_Task to carry out_.
Answer these questions from the forum thread, each on its own line:
1. What full name is the new hedgehog presented by?
2. What was the first thing the hedgehog did on arriving home?
3. Who is thanked for the new wheel?

[Start Text section]

# Meet Val Brunswick!



## Brunswick (Feb 20, 2012)

Hello everyone,
My name is Gina and I am new here... I just have to celebrate and share my excitement. I am pleased to announce that I just brought home my new hedgie yesterday! We named him Val (Valentino) Brunswick and we are absolutely in love with him<3 He is already part of the family. I wish I would have videotaped his first few hours here because it was absolutely amazing, he transitioned so well. I was prepared to cater to his every need, transferring stray droppings to the litter box, daily washing of the fleece liners, taming a jumping ball of spikes, etc. Fortunately, the very first thing he did when he got home was went straight to the litter box to do his business(it was a completely different litter box than what he was used to and none of his scent), he only had one stray poo today and all the rest were in the litter box. We cuddled for a few hours this evening and it was the best experience.  My heart just melted when he resumed the "splat" position on my chest, I couldn't stop taking pictures, he is just so handsome! He is currently trucking away on his CSW, watching him run around his cage is like seeing a small child at the fair. He is just so excited with all of the tubes and toys and of course his new wheel (Thanks Larry!). He doesn't know what to think about all of the space! Sorry to boast, I figured this would be the best place to do it since many of you probably know where I am coming from.
With no further delay, I present to you....Valentino Brunswick!


----------



## Brunswick (Feb 20, 2012)

A few more for now!  Several more coming soon, I'm sure of it :mrgreen:


----------



## Brunswick (Feb 20, 2012)

[End Text section]
[Start Extracted records]

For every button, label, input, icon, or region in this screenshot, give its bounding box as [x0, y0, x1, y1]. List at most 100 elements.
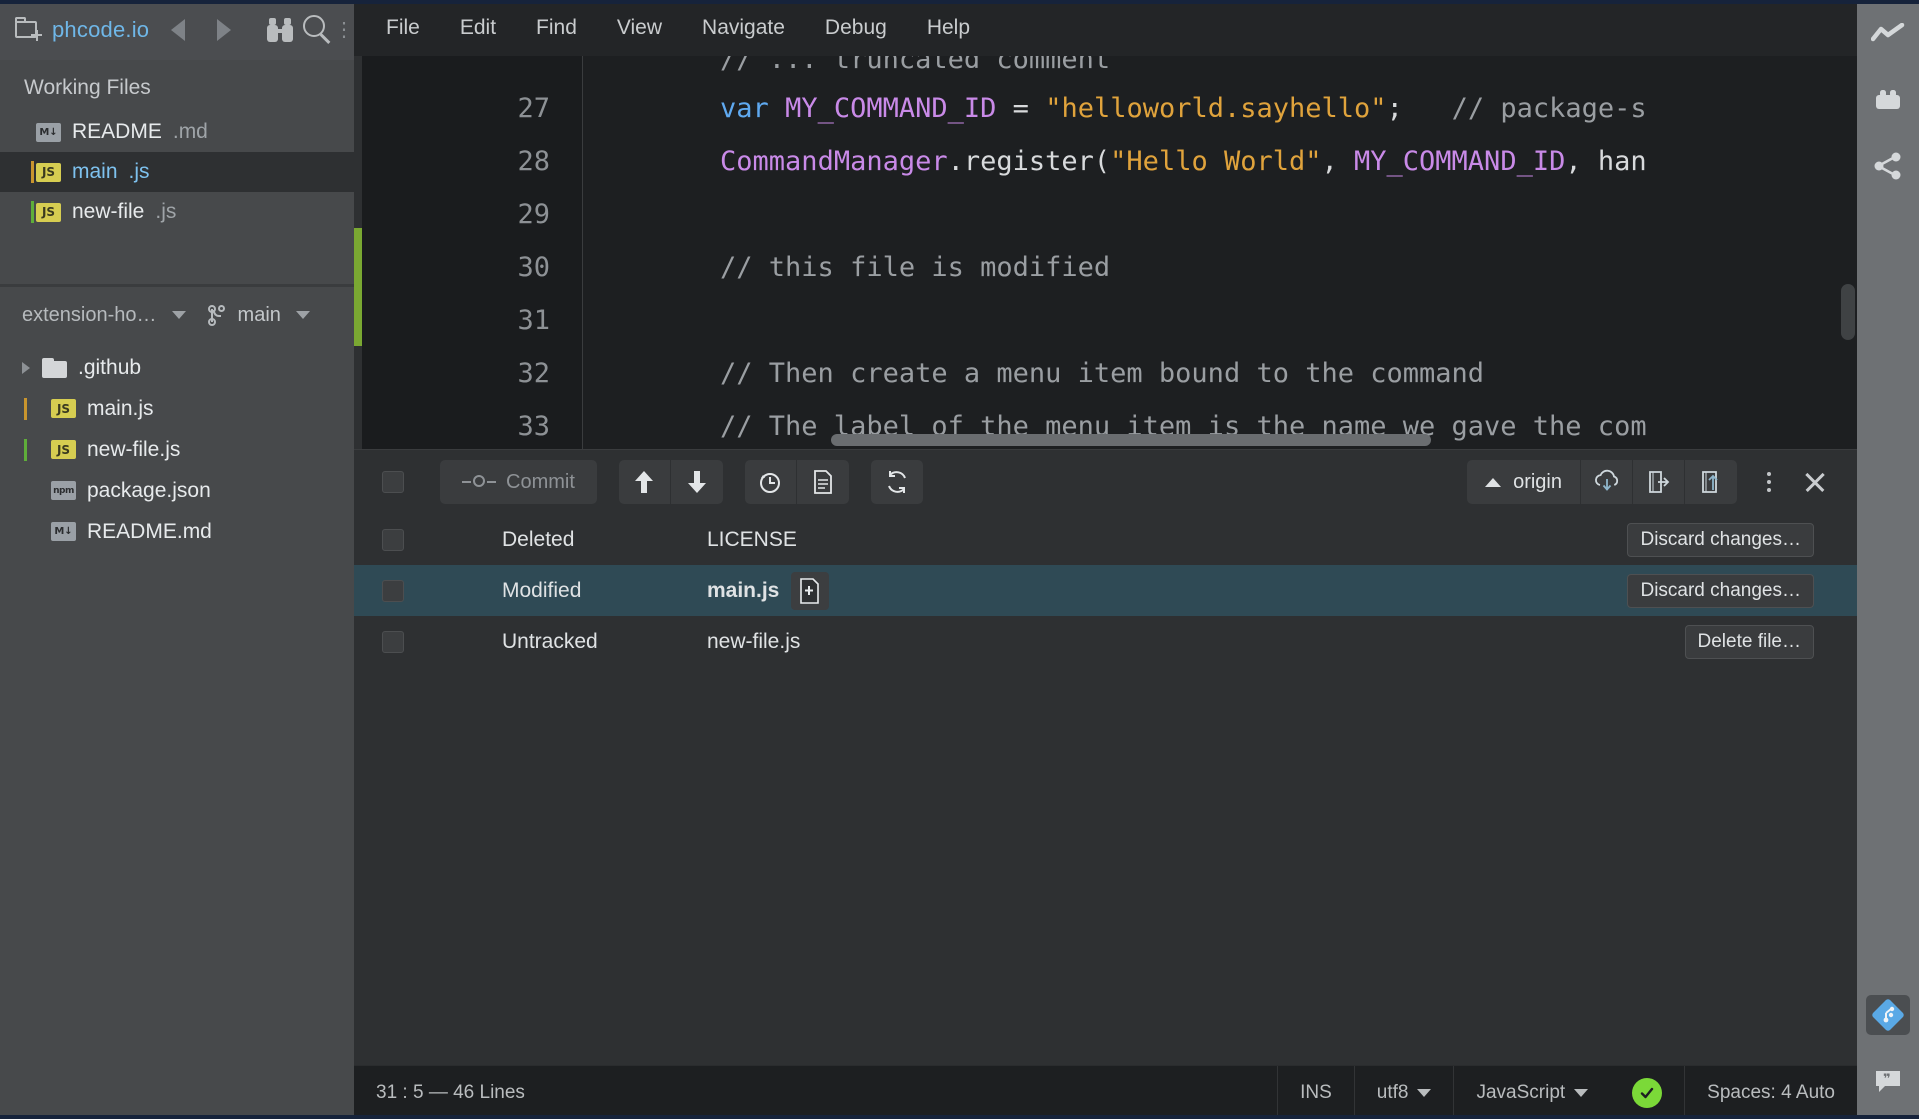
commit-button[interactable]: Commit: [440, 460, 597, 504]
delete-file-button[interactable]: Delete file…: [1685, 625, 1815, 659]
tree-item-name: README: [87, 520, 177, 544]
discard-changes-button[interactable]: Discard changes…: [1627, 574, 1814, 608]
working-file-item[interactable]: JS main .js: [0, 152, 354, 192]
git-icon[interactable]: [1866, 995, 1910, 1035]
language-selector[interactable]: JavaScript: [1454, 1066, 1610, 1119]
working-file-item[interactable]: JS new-file .js: [0, 192, 354, 232]
cursor-position: 31 : 5 — 46 Lines: [354, 1082, 525, 1104]
row-filename: new-file.js: [707, 630, 800, 654]
code-token: // package-s: [1403, 93, 1647, 124]
window-bottom-border: [0, 1115, 1919, 1119]
menu-help[interactable]: Help: [907, 8, 990, 48]
menu-view[interactable]: View: [597, 8, 682, 48]
search-icon[interactable]: [303, 15, 308, 45]
disclosure-triangle-icon[interactable]: [22, 362, 30, 374]
project-title[interactable]: phcode.io: [52, 17, 149, 43]
working-files-list: M↓ README .md JS main .js JS new-file .j…: [0, 112, 354, 232]
lint-status-badge[interactable]: [1610, 1066, 1684, 1119]
editor-horizontal-scrollbar[interactable]: [831, 434, 1431, 446]
remote-selector[interactable]: origin: [1467, 460, 1581, 504]
pull-button[interactable]: [671, 460, 723, 504]
git-changes-list: Deleted LICENSE Discard changes… Modifie…: [354, 514, 1857, 1065]
row-checkbox[interactable]: [382, 631, 404, 653]
chevron-down-icon[interactable]: [172, 311, 186, 319]
menu-find[interactable]: Find: [516, 8, 597, 48]
menu-bar: File Edit Find View Navigate Debug Help: [354, 0, 1857, 56]
discard-changes-button[interactable]: Discard changes…: [1627, 523, 1814, 557]
select-all-checkbox[interactable]: [382, 471, 404, 493]
row-filename: main.js: [707, 579, 779, 603]
code-token: [655, 93, 720, 124]
fetch-button[interactable]: [1581, 460, 1633, 504]
code-text-area[interactable]: // ... truncated comment var MY_COMMAND_…: [582, 56, 1857, 449]
git-sync-button-group: [619, 460, 723, 504]
window-top-border: [0, 0, 1919, 4]
code-token: "Hello World": [1110, 146, 1321, 177]
menu-navigate[interactable]: Navigate: [682, 8, 805, 48]
code-token: var: [720, 93, 769, 124]
comments-icon[interactable]: ❞: [1866, 1061, 1910, 1101]
sidebar-gap: [0, 232, 354, 284]
share-icon[interactable]: [1866, 146, 1910, 186]
javascript-file-icon: JS: [36, 163, 61, 182]
row-status: Untracked: [502, 630, 707, 654]
menu-file[interactable]: File: [366, 8, 440, 48]
code-token: // ... truncated comment: [655, 56, 1110, 75]
line-number: 28: [362, 135, 582, 188]
table-row[interactable]: Modified main.js Discard changes…: [354, 565, 1857, 616]
code-token: ;: [1387, 93, 1403, 124]
code-token: MY_COMMAND_ID: [1354, 146, 1565, 177]
live-preview-icon[interactable]: [1866, 14, 1910, 54]
history-button[interactable]: [745, 460, 797, 504]
language-label: JavaScript: [1476, 1082, 1565, 1104]
menu-edit[interactable]: Edit: [440, 8, 516, 48]
new-folder-icon[interactable]: [14, 17, 42, 43]
file-diff-icon[interactable]: [791, 572, 829, 610]
code-token: , han: [1565, 146, 1646, 177]
line-number: 31: [362, 294, 582, 347]
project-selector-label[interactable]: extension-ho…: [22, 304, 157, 327]
new-file-marker: [31, 201, 34, 223]
tree-item-file[interactable]: JS main .js: [0, 388, 354, 429]
menu-debug[interactable]: Debug: [805, 8, 907, 48]
table-row[interactable]: Deleted LICENSE Discard changes…: [354, 514, 1857, 565]
code-line: [583, 188, 1857, 241]
git-remote-button-group: origin: [1467, 460, 1737, 504]
table-row[interactable]: Untracked new-file.js Delete file…: [354, 616, 1857, 667]
editor-vertical-scrollbar[interactable]: [1841, 284, 1855, 340]
modified-marker: [31, 161, 34, 183]
more-options-icon[interactable]: ⋮: [334, 20, 354, 40]
left-sidebar: phcode.io ⋮ Working Files M↓ README .md …: [0, 0, 354, 1119]
nav-back-icon[interactable]: [171, 19, 185, 41]
tree-item-name: new-file: [87, 438, 159, 462]
code-editor[interactable]: 27 28 29 30 31 32 33 // ... truncated co…: [354, 56, 1857, 449]
insert-mode-toggle[interactable]: INS: [1278, 1066, 1354, 1119]
tree-item-file[interactable]: npm package .json: [0, 470, 354, 511]
push-remote-button[interactable]: [1633, 460, 1685, 504]
push-button[interactable]: [619, 460, 671, 504]
branch-chevron-down-icon[interactable]: [296, 311, 310, 319]
pull-remote-button[interactable]: [1685, 460, 1737, 504]
file-history-button[interactable]: [797, 460, 849, 504]
git-more-options-icon[interactable]: [1749, 460, 1789, 504]
encoding-selector[interactable]: utf8: [1355, 1066, 1454, 1119]
nav-forward-icon[interactable]: [217, 19, 231, 41]
tree-item-file[interactable]: JS new-file .js: [0, 429, 354, 470]
commit-button-label: Commit: [506, 471, 575, 494]
extensions-icon[interactable]: [1866, 80, 1910, 120]
npm-file-icon: npm: [51, 481, 76, 500]
close-icon[interactable]: [1795, 460, 1835, 504]
svg-text:❞: ❞: [1883, 1072, 1891, 1087]
binoculars-icon[interactable]: [265, 17, 270, 43]
tree-item-folder[interactable]: .github: [0, 347, 354, 388]
row-checkbox[interactable]: [382, 529, 404, 551]
tree-item-file[interactable]: M↓ README .md: [0, 511, 354, 552]
git-refresh-button-group: [871, 460, 923, 504]
working-file-item[interactable]: M↓ README .md: [0, 112, 354, 152]
row-checkbox[interactable]: [382, 580, 404, 602]
remote-name: origin: [1513, 471, 1562, 494]
refresh-button[interactable]: [871, 460, 923, 504]
branch-name[interactable]: main: [238, 304, 281, 327]
code-lines: // ... truncated comment var MY_COMMAND_…: [583, 56, 1857, 449]
indentation-selector[interactable]: Spaces: 4 Auto: [1685, 1066, 1857, 1119]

[End Extracted records]

_Problem solution_.
1. Valentino Brunswick (Val)
2. He went straight to the litter box.
3. Larry